_Requirement_: The records below should be written out again, exactly.

::::::

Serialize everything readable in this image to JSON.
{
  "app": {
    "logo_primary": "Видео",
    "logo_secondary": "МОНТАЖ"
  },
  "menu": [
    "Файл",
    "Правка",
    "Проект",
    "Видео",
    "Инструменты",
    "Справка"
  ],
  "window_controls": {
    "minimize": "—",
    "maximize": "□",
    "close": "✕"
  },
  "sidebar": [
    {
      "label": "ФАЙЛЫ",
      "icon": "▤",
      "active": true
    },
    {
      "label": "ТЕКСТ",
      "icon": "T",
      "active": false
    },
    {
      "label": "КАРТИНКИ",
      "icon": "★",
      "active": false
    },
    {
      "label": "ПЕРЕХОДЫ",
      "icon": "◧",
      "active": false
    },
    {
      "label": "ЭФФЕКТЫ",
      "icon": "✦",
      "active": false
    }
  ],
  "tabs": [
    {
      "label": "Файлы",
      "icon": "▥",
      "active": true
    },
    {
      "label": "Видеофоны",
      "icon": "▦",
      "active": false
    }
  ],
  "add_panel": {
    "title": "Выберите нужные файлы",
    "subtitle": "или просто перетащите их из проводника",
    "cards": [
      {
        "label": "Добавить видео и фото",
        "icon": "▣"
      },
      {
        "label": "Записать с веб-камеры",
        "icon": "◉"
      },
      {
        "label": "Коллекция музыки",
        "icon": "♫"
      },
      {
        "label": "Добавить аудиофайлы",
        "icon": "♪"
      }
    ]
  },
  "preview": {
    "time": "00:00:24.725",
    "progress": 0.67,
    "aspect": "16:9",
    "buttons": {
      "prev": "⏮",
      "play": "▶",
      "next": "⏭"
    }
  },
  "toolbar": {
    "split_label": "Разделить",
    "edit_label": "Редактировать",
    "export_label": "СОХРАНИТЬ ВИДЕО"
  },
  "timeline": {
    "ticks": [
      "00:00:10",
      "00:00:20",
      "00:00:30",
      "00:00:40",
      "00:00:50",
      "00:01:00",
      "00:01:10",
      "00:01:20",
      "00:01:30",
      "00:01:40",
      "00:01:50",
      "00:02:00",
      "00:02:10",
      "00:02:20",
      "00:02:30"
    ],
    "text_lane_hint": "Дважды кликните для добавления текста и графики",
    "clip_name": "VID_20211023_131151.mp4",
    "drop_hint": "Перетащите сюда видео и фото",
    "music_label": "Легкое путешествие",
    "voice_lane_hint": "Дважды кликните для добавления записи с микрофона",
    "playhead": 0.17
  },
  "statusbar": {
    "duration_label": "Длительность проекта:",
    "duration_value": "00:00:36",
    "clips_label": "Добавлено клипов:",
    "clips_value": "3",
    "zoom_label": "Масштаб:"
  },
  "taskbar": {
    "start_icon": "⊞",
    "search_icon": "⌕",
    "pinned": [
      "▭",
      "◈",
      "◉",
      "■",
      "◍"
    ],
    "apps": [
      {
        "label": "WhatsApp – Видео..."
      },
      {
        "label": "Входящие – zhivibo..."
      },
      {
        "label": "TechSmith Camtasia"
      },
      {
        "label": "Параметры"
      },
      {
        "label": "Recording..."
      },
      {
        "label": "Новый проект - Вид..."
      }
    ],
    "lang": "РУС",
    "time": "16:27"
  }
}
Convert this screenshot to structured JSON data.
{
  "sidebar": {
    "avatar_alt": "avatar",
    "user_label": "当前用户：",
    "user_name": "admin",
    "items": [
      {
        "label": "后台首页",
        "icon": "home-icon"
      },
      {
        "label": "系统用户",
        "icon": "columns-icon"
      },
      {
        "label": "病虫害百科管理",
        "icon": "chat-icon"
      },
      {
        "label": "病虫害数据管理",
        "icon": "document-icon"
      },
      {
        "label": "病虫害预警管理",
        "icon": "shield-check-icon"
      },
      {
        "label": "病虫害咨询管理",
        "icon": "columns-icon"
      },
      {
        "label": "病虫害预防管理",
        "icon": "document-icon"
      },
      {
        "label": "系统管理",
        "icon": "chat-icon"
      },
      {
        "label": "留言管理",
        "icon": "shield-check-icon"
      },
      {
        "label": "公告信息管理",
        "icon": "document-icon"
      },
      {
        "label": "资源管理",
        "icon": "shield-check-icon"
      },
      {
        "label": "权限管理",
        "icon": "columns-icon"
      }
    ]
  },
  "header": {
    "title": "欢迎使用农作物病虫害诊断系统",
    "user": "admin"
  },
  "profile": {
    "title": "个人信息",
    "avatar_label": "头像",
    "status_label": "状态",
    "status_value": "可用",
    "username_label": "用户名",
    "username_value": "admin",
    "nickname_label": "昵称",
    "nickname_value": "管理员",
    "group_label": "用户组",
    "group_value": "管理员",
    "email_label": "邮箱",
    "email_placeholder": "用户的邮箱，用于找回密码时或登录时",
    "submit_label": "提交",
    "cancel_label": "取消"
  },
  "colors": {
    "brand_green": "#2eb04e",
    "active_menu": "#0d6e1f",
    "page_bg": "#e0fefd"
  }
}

::::::

_Task solution_:
Serialize everything readable in this image to JSON.
{
  "app": {
    "logo_primary": "Видео",
    "logo_secondary": "МОНТАЖ"
  },
  "menu": [
    "Файл",
    "Правка",
    "Проект",
    "Видео",
    "Инструменты",
    "Справка"
  ],
  "window_controls": {
    "minimize": "—",
    "maximize": "□",
    "close": "✕"
  },
  "sidebar": [
    {
      "label": "ФАЙЛЫ",
      "icon": "▤",
      "active": true
    },
    {
      "label": "ТЕКСТ",
      "icon": "T",
      "active": false
    },
    {
      "label": "КАРТИНКИ",
      "icon": "★",
      "active": false
    },
    {
      "label": "ПЕРЕХОДЫ",
      "icon": "◧",
      "active": false
    },
    {
      "label": "ЭФФЕКТЫ",
      "icon": "✦",
      "active": false
    }
  ],
  "tabs": [
    {
      "label": "Файлы",
      "icon": "▥",
      "active": true
    },
    {
      "label": "Видеофоны",
      "icon": "▦",
      "active": false
    }
  ],
  "add_panel": {
    "title": "Выберите нужные файлы",
    "subtitle": "или просто перетащите их из проводника",
    "cards": [
      {
        "label": "Добавить видео и фото",
        "icon": "▣"
      },
      {
        "label": "Записать с веб-камеры",
        "icon": "◉"
      },
      {
        "label": "Коллекция музыки",
        "icon": "♫"
      },
      {
        "label": "Добавить аудиофайлы",
        "icon": "♪"
      }
    ]
  },
  "preview": {
    "time": "00:00:24.725",
    "progress": 0.67,
    "aspect": "16:9",
    "buttons": {
      "prev": "⏮",
      "play": "▶",
      "next": "⏭"
    }
  },
  "toolbar": {
    "split_label": "Разделить",
    "edit_label": "Редактировать",
    "export_label": "СОХРАНИТЬ ВИДЕО"
  },
  "timeline": {
    "ticks": [
      "00:00:10",
      "00:00:20",
      "00:00:30",
      "00:00:40",
      "00:00:50",
      "00:01:00",
      "00:01:10",
      "00:01:20",
      "00:01:30",
      "00:01:40",
      "00:01:50",
      "00:02:00",
      "00:02:10",
      "00:02:20",
      "00:02:30"
    ],
    "text_lane_hint": "Дважды кликните для добавления текста и графики",
    "clip_name": "VID_20211023_131151.mp4",
    "drop_hint": "Перетащите сюда видео и фото",
    "music_label": "Легкое путешествие",
    "voice_lane_hint": "Дважды кликните для добавления записи с микрофона",
    "playhead": 0.17
  },
  "statusbar": {
    "duration_label": "Длительность проекта:",
    "duration_value": "00:00:36",
    "clips_label": "Добавлено клипов:",
    "clips_value": "3",
    "zoom_label": "Масштаб:"
  },
  "taskbar": {
    "start_icon": "⊞",
    "search_icon": "⌕",
    "pinned": [
      "▭",
      "◈",
      "◉",
      "■",
      "◍"
    ],
    "apps": [
      {
        "label": "WhatsApp – Видео..."
      },
      {
        "label": "Входящие – zhivibo..."
      },
      {
        "label": "TechSmith Camtasia"
      },
      {
        "label": "Параметры"
      },
      {
        "label": "Recording..."
      },
      {
        "label": "Новый проект - Вид..."
      }
    ],
    "lang": "РУС",
    "time": "16:27"
  }
}
Convert this screenshot to structured JSON data.
{
  "sidebar": {
    "avatar_alt": "avatar",
    "user_label": "当前用户：",
    "user_name": "admin",
    "items": [
      {
        "label": "后台首页",
        "icon": "home-icon"
      },
      {
        "label": "系统用户",
        "icon": "columns-icon"
      },
      {
        "label": "病虫害百科管理",
        "icon": "chat-icon"
      },
      {
        "label": "病虫害数据管理",
        "icon": "document-icon"
      },
      {
        "label": "病虫害预警管理",
        "icon": "shield-check-icon"
      },
      {
        "label": "病虫害咨询管理",
        "icon": "columns-icon"
      },
      {
        "label": "病虫害预防管理",
        "icon": "document-icon"
      },
      {
        "label": "系统管理",
        "icon": "chat-icon"
      },
      {
        "label": "留言管理",
        "icon": "shield-check-icon"
      },
      {
        "label": "公告信息管理",
        "icon": "document-icon"
      },
      {
        "label": "资源管理",
        "icon": "shield-check-icon"
      },
      {
        "label": "权限管理",
        "icon": "columns-icon"
      }
    ]
  },
  "header": {
    "title": "欢迎使用农作物病虫害诊断系统",
    "user": "admin"
  },
  "profile": {
    "title": "个人信息",
    "avatar_label": "头像",
    "status_label": "状态",
    "status_value": "可用",
    "username_label": "用户名",
    "username_value": "admin",
    "nickname_label": "昵称",
    "nickname_value": "管理员",
    "group_label": "用户组",
    "group_value": "管理员",
    "email_label": "邮箱",
    "email_placeholder": "用户的邮箱，用于找回密码时或登录时",
    "submit_label": "提交",
    "cancel_label": "取消"
  },
  "colors": {
    "brand_green": "#2eb04e",
    "active_menu": "#0d6e1f",
    "page_bg": "#e0fefd"
  }
}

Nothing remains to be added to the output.